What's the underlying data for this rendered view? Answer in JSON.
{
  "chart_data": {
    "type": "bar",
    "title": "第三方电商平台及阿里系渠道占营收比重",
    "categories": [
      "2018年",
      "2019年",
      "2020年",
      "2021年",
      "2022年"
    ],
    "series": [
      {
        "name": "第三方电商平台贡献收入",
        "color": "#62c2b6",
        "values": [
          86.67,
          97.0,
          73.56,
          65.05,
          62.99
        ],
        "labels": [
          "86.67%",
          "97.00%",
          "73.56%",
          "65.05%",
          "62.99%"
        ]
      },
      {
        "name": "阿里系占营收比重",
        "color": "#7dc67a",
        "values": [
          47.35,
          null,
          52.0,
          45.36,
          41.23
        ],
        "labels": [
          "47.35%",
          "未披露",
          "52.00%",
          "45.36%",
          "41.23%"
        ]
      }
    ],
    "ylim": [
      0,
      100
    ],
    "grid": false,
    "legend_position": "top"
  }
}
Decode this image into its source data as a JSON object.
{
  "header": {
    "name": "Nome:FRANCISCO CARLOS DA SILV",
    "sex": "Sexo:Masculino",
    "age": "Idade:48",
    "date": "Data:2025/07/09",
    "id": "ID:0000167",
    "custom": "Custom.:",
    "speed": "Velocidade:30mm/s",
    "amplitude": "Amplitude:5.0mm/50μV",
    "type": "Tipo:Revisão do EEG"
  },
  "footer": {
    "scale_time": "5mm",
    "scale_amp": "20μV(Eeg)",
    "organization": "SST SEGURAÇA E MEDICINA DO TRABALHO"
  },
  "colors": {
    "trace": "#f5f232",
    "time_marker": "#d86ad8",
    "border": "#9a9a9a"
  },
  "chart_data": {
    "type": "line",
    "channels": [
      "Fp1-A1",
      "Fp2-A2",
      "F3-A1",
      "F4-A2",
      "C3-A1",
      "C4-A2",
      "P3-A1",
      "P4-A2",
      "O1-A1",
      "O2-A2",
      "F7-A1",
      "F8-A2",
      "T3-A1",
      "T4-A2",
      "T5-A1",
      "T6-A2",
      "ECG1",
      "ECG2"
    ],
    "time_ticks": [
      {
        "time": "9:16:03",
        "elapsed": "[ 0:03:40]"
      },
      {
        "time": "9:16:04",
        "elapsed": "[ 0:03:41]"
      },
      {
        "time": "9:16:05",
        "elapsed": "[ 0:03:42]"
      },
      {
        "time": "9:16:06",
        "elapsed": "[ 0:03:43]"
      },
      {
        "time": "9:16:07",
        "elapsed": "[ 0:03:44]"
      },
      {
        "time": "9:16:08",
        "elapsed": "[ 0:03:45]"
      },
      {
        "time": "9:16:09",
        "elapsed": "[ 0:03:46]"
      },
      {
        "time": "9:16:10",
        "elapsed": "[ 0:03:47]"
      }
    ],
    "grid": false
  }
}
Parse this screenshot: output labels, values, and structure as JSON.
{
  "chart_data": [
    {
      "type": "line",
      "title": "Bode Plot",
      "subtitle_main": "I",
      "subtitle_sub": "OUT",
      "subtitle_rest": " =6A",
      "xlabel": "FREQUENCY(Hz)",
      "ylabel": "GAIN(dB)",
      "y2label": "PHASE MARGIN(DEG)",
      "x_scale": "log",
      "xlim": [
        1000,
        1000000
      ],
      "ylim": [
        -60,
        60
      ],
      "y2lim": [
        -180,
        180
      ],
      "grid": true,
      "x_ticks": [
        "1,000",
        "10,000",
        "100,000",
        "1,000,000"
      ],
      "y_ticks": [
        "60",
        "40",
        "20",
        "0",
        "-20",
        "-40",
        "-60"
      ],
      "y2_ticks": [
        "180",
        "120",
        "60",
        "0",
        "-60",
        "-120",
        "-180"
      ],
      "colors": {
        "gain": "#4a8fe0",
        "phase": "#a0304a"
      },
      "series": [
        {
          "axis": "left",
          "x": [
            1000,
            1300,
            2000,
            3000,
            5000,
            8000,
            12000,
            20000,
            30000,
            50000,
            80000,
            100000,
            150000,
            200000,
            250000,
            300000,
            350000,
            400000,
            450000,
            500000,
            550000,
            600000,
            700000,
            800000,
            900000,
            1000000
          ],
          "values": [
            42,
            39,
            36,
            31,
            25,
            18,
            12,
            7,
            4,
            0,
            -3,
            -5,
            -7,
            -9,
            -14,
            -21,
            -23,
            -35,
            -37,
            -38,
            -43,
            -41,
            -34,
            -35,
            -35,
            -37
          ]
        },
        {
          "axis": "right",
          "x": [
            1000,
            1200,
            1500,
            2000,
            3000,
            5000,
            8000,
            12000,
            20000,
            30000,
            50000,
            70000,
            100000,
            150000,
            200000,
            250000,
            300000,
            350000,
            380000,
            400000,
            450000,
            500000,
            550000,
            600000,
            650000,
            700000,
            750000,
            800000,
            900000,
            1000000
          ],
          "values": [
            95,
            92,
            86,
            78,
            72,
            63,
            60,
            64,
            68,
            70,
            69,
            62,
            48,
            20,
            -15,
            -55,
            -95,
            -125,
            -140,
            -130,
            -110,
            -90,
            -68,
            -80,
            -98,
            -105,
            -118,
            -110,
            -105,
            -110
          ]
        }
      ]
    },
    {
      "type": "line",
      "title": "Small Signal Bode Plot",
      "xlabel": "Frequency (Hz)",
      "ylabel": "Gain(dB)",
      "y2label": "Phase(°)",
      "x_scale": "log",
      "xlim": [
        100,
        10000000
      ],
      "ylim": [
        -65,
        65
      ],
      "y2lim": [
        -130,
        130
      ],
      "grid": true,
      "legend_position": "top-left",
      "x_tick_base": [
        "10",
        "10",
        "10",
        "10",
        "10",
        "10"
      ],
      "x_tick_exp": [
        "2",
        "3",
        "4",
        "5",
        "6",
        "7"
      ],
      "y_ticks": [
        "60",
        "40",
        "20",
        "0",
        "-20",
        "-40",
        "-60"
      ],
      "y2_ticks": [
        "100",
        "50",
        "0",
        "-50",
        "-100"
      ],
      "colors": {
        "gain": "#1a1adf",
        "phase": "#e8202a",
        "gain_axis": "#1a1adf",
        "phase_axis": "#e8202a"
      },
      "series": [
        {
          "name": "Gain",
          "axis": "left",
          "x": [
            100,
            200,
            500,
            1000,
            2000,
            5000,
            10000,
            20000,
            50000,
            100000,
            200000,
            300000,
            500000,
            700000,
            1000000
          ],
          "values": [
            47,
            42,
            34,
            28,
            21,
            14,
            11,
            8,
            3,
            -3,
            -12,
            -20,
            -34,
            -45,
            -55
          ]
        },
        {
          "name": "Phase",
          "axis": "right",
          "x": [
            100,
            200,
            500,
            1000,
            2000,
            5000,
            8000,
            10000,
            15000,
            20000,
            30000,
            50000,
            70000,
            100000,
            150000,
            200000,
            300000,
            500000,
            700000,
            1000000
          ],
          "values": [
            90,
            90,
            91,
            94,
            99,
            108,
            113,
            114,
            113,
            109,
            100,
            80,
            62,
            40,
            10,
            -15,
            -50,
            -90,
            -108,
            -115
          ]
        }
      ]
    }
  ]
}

#### TO BE DONE:
All lines holding the word "Plot" should be picked out and copied.

#### WORKED SOLUTION:
      "title": "Bode Plot",
      "title": "Small Signal Bode Plot",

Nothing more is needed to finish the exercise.